_Directions:_
Separate out the lines that hold "title".

_Record list:_
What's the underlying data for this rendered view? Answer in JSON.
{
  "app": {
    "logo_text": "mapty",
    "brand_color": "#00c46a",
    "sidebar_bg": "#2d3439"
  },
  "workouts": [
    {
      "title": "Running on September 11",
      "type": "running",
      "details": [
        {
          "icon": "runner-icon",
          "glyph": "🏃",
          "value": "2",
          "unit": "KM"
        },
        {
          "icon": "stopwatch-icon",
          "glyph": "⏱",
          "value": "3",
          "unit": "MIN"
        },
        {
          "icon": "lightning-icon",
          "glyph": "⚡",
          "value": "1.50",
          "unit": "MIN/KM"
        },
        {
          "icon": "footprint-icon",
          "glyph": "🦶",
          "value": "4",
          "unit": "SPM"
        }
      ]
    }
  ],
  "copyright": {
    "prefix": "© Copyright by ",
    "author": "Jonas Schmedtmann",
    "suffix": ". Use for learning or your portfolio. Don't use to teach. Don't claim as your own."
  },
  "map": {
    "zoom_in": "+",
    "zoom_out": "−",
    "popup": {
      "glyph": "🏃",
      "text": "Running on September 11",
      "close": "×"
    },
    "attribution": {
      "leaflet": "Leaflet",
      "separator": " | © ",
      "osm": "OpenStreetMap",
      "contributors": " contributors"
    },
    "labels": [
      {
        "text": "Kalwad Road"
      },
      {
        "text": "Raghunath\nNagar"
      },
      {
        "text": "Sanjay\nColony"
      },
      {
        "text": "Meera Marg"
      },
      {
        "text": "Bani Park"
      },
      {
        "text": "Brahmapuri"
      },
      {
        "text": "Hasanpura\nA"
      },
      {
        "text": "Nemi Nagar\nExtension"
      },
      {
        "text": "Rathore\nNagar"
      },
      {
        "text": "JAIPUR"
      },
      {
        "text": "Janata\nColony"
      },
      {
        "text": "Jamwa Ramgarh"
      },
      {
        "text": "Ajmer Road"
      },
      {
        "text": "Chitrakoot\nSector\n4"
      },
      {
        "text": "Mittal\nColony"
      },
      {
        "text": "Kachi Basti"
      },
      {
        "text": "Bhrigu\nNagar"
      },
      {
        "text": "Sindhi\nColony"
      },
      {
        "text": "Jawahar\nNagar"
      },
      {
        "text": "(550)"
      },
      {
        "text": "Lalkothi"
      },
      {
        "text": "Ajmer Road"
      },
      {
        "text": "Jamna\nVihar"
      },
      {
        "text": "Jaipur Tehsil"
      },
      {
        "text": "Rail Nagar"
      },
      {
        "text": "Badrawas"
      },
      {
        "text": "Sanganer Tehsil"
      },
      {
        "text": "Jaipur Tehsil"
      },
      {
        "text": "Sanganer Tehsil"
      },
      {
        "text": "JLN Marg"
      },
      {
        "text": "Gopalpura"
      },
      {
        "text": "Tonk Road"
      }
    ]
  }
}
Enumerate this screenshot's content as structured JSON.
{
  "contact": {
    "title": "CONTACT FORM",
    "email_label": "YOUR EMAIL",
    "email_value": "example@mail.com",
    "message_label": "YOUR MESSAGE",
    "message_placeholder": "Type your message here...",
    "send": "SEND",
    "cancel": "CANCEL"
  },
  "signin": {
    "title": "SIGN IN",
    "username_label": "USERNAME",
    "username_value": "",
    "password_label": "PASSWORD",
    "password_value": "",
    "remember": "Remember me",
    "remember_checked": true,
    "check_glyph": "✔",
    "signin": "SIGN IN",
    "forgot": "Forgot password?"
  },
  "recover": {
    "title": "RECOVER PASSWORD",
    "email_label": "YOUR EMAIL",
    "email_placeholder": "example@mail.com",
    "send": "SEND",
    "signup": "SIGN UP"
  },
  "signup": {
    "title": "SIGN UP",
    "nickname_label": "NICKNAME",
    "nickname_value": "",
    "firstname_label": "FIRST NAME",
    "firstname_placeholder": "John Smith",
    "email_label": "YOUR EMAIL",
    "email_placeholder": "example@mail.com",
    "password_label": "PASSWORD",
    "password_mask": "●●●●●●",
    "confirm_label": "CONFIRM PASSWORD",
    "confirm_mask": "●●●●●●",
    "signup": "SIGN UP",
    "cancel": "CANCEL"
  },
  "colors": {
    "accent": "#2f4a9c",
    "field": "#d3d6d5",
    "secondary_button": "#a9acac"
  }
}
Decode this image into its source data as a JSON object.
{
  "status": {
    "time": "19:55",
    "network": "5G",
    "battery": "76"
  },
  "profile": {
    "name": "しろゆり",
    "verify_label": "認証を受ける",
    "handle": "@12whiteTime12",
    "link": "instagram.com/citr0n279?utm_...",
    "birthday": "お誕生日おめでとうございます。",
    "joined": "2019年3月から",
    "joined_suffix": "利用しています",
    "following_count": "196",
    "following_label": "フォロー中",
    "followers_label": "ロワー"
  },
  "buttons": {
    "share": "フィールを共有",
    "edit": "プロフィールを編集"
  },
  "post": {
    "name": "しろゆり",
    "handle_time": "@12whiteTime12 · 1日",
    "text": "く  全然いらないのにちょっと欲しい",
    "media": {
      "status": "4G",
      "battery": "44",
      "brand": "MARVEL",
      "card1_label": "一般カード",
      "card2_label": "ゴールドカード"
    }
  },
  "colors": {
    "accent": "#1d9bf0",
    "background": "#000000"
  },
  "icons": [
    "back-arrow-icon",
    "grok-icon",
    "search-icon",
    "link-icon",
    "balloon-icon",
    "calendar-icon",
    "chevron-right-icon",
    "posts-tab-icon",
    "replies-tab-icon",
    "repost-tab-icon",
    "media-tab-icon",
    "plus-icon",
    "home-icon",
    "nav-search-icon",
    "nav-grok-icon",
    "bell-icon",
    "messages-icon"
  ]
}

_Completed exercise:_
      "title": "Running on September 11",
    "title": "CONTACT FORM",
    "title": "SIGN IN",
    "title": "RECOVER PASSWORD",
    "title": "SIGN UP",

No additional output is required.